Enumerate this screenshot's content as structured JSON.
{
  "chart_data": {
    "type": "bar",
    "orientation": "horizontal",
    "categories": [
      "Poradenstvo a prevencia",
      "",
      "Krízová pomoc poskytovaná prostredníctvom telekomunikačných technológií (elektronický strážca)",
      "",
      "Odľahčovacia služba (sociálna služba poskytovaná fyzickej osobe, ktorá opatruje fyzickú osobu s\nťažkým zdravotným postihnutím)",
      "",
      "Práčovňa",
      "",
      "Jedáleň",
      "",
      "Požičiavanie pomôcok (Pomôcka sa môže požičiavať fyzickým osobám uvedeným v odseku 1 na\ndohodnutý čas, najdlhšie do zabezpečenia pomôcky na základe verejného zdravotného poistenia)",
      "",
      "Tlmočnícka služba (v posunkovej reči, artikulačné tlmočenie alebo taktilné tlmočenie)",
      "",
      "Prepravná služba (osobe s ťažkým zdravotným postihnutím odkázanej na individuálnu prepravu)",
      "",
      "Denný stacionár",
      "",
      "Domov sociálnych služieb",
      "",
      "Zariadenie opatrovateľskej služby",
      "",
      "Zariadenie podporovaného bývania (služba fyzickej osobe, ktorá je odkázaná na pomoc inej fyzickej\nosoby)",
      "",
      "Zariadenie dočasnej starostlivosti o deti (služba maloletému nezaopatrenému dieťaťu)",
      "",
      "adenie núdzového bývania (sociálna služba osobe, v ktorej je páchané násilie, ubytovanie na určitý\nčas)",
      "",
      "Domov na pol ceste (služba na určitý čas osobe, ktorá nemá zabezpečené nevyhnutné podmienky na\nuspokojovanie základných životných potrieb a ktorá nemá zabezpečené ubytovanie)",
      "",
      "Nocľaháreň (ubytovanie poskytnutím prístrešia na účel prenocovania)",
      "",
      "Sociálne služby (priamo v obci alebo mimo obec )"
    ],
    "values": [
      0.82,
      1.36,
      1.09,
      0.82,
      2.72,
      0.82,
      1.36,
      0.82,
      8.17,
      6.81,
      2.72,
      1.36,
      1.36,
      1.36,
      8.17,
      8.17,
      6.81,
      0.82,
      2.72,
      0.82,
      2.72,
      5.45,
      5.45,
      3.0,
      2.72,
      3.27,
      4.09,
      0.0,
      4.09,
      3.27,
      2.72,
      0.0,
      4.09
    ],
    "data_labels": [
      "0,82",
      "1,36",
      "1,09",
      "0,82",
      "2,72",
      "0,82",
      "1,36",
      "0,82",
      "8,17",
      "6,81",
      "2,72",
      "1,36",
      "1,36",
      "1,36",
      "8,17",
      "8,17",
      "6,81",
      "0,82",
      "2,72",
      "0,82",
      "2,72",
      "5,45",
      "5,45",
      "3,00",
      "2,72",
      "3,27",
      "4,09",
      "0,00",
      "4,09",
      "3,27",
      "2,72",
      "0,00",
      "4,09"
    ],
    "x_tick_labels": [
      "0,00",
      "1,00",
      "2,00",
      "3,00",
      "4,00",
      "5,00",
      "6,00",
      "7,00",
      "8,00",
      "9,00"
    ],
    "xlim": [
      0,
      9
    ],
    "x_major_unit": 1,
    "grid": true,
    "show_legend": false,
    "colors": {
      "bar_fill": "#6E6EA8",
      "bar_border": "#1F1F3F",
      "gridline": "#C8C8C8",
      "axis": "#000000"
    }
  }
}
- - - - -
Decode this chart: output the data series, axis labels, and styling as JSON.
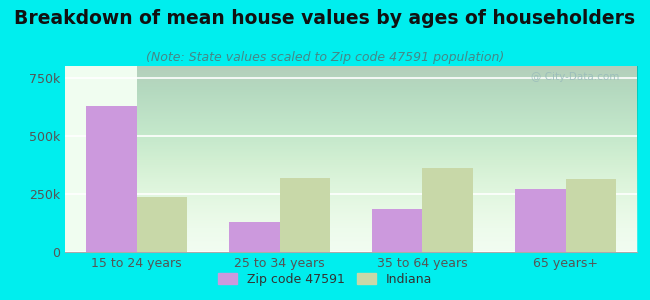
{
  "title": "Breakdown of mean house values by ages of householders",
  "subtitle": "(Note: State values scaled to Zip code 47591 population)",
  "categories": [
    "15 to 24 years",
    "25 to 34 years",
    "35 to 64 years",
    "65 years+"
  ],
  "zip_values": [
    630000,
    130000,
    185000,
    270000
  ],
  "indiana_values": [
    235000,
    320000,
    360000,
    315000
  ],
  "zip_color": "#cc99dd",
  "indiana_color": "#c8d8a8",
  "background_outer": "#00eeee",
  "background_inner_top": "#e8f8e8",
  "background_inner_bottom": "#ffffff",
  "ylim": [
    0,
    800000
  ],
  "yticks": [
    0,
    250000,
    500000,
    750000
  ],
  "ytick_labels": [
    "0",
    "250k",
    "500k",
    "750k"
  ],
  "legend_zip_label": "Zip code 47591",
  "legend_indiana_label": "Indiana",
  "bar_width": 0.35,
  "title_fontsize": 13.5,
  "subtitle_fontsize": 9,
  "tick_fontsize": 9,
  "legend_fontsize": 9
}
- - - - -
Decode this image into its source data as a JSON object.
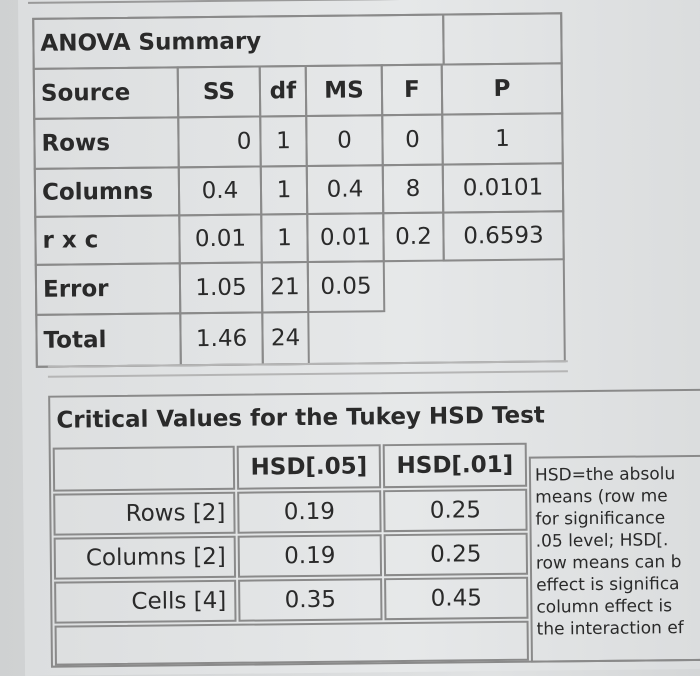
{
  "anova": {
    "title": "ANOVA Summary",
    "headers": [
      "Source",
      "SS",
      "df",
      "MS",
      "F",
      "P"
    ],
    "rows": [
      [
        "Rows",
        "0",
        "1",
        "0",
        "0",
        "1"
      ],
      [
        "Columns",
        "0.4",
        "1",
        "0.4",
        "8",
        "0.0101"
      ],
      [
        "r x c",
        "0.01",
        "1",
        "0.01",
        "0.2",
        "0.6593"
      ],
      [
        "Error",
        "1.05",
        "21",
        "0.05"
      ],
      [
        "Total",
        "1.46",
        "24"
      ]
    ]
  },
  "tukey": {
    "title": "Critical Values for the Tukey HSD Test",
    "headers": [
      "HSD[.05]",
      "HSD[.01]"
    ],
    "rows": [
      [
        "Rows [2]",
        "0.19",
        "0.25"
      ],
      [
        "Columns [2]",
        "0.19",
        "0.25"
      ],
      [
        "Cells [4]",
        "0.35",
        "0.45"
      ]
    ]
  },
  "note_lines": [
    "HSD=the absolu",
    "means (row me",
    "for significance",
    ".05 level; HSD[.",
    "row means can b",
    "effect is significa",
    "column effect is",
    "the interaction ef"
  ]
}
- - - - -
**REQUIRED TASK**
Copy every line in the records above that contains the word "postihnutím".

**OUTPUT FOR THIS TASK**
      "Odľahčovacia služba (sociálna služba poskytovaná fyzickej osobe, ktorá opatruje fyzickú osobu s\nťažkým zdravotným postihnutím)",
      "Prepravná služba (osobe s ťažkým zdravotným postihnutím odkázanej na individuálnu prepravu)",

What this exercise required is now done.